__WHAT IS EXPECTED__: The entries below should be transcribed in their entirety, exactly as written.
:: GIVEN RECORDS ::
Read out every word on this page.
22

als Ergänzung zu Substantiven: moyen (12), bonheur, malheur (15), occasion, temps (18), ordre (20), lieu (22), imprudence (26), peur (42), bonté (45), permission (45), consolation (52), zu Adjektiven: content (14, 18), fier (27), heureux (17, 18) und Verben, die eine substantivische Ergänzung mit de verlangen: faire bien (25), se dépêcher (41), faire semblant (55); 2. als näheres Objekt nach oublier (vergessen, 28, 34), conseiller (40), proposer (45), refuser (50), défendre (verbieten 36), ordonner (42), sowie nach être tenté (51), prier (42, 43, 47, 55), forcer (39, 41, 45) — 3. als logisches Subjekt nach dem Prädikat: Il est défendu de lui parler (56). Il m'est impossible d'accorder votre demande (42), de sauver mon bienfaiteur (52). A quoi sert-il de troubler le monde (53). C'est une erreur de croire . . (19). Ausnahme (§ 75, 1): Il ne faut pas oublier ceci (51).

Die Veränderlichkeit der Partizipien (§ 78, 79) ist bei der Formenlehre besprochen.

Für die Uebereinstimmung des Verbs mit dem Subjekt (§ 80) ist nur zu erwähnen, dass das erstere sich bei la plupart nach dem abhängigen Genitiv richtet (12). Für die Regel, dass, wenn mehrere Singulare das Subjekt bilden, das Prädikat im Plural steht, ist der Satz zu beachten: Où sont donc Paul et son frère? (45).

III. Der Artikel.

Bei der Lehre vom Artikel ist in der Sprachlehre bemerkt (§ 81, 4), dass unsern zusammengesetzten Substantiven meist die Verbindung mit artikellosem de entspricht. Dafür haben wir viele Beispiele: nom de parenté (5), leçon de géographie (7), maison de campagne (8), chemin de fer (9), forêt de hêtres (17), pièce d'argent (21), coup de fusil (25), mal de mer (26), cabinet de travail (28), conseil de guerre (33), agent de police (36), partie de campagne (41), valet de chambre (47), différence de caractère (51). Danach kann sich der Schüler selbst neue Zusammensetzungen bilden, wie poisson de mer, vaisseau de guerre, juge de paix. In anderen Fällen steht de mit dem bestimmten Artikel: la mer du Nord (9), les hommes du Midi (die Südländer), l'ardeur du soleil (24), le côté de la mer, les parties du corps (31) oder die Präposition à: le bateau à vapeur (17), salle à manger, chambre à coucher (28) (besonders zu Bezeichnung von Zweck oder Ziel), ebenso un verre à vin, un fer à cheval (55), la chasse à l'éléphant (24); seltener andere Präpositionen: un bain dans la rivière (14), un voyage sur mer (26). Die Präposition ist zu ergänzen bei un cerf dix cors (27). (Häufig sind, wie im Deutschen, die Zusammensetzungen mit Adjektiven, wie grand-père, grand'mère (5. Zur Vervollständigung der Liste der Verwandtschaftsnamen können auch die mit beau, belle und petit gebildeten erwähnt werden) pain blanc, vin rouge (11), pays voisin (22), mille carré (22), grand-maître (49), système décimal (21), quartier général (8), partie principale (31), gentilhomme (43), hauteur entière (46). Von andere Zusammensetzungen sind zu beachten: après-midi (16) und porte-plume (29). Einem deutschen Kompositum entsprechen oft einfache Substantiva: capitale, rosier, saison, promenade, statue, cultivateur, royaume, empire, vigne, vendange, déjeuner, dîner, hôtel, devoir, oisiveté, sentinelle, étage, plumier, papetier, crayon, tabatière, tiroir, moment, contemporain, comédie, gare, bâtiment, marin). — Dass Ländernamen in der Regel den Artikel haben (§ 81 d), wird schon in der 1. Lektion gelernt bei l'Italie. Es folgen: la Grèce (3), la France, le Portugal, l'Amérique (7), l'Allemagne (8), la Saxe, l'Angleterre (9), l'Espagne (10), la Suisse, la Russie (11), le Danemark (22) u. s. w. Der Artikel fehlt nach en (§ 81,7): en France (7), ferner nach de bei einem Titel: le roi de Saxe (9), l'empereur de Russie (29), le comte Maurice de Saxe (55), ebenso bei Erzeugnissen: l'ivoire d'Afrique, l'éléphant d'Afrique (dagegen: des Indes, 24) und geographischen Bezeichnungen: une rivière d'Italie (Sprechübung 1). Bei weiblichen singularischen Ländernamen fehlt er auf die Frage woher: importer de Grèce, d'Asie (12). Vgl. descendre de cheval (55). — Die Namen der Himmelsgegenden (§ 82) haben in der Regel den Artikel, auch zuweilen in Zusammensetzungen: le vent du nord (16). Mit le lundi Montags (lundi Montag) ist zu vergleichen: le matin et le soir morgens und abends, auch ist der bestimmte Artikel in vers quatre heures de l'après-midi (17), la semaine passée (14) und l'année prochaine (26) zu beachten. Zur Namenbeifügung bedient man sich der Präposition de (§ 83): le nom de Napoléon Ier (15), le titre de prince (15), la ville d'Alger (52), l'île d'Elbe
:::
__THE RESULT__:
Read out every word on this page.
22

als Ergänzung zu Substantiven: moyen (12), bonheur, malheur (15), occasion, temps (18), ordre (20), lieu (22), imprudence (26), peur (42), bonté (45), permission (45), consolation (52), zu Adjektiven: content (14, 18), fier (27), heureux (17, 18) und Verben, die eine substantivische Ergänzung mit de verlangen: faire bien (25), se dépêcher (41), faire semblant (55); 2. als näheres Objekt nach oublier (vergessen, 28, 34), conseiller (40), proposer (45), refuser (50), défendre (verbieten 36), ordonner (42), sowie nach être tenté (51), prier (42, 43, 47, 55), forcer (39, 41, 45) — 3. als logisches Subjekt nach dem Prädikat: Il est défendu de lui parler (56). Il m'est impossible d'accorder votre demande (42), de sauver mon bienfaiteur (52). A quoi sert-il de troubler le monde (53). C'est une erreur de croire . . (19). Ausnahme (§ 75, 1): Il ne faut pas oublier ceci (51).

Die Veränderlichkeit der Partizipien (§ 78, 79) ist bei der Formenlehre besprochen.

Für die Uebereinstimmung des Verbs mit dem Subjekt (§ 80) ist nur zu erwähnen, dass das erstere sich bei la plupart nach dem abhängigen Genitiv richtet (12). Für die Regel, dass, wenn mehrere Singulare das Subjekt bilden, das Prädikat im Plural steht, ist der Satz zu beachten: Où sont donc Paul et son frère? (45).

III. Der Artikel.

Bei der Lehre vom Artikel ist in der Sprachlehre bemerkt (§ 81, 4), dass unsern zusammengesetzten Substantiven meist die Verbindung mit artikellosem de entspricht. Dafür haben wir viele Beispiele: nom de parenté (5), leçon de géographie (7), maison de campagne (8), chemin de fer (9), forêt de hêtres (17), pièce d'argent (21), coup de fusil (25), mal de mer (26), cabinet de travail (28), conseil de guerre (33), agent de police (36), partie de campagne (41), valet de chambre (47), différence de caractère (51). Danach kann sich der Schüler selbst neue Zusammensetzungen bilden, wie poisson de mer, vaisseau de guerre, juge de paix. In anderen Fällen steht de mit dem bestimmten Artikel: la mer du Nord (9), les hommes du Midi (die Südländer), l'ardeur du soleil (24), le côté de la mer, les parties du corps (31) oder die Präposition à: le bateau à vapeur (17), salle à manger, chambre à coucher (28) (besonders zu Bezeichnung von Zweck oder Ziel), ebenso un verre à vin, un fer à cheval (55), la chasse à l'éléphant (24); seltener andere Präpositionen: un bain dans la rivière (14), un voyage sur mer (26). Die Präposition ist zu ergänzen bei un cerf dix cors (27). (Häufig sind, wie im Deutschen, die Zusammensetzungen mit Adjektiven, wie grand-père, grand'mère (5. Zur Vervollständigung der Liste der Verwandtschaftsnamen können auch die mit beau, belle und petit gebildeten erwähnt werden) pain blanc, vin rouge (11), pays voisin (22), mille carré (22), grand-maître (49), système décimal (21), quartier général (8), partie principale (31), gentilhomme (43), hauteur entière (46). Von andere Zusammensetzungen sind zu beachten: après-midi (16) und porte-plume (29). Einem deutschen Kompositum entsprechen oft einfache Substantiva: capitale, rosier, saison, promenade, statue, cultivateur, royaume, empire, vigne, vendange, déjeuner, dîner, hôtel, devoir, oisiveté, sentinelle, étage, plumier, papetier, crayon, tabatière, tiroir, moment, contemporain, comédie, gare, bâtiment, marin). — Dass Ländernamen in der Regel den Artikel haben (§ 81 d), wird schon in der 1. Lektion gelernt bei l'Italie. Es folgen: la Grèce (3), la France, le Portugal, l'Amérique (7), l'Allemagne (8), la Saxe, l'Angleterre (9), l'Espagne (10), la Suisse, la Russie (11), le Danemark (22) u. s. w. Der Artikel fehlt nach en (§ 81,7): en France (7), ferner nach de bei einem Titel: le roi de Saxe (9), l'empereur de Russie (29), le comte Maurice de Saxe (55), ebenso bei Erzeugnissen: l'ivoire d'Afrique, l'éléphant d'Afrique (dagegen: des Indes, 24) und geographischen Bezeichnungen: une rivière d'Italie (Sprechübung 1). Bei weiblichen singularischen Ländernamen fehlt er auf die Frage woher: importer de Grèce, d'Asie (12). Vgl. descendre de cheval (55). — Die Namen der Himmelsgegenden (§ 82) haben in der Regel den Artikel, auch zuweilen in Zusammensetzungen: le vent du nord (16). Mit le lundi Montags (lundi Montag) ist zu vergleichen: le matin et le soir morgens und abends, auch ist der bestimmte Artikel in vers quatre heures de l'après-midi (17), la semaine passée (14) und l'année prochaine (26) zu beachten. Zur Namenbeifügung bedient man sich der Präposition de (§ 83): le nom de Napoléon Ier (15), le titre de prince (15), la ville d'Alger (52), l'île d'Elbe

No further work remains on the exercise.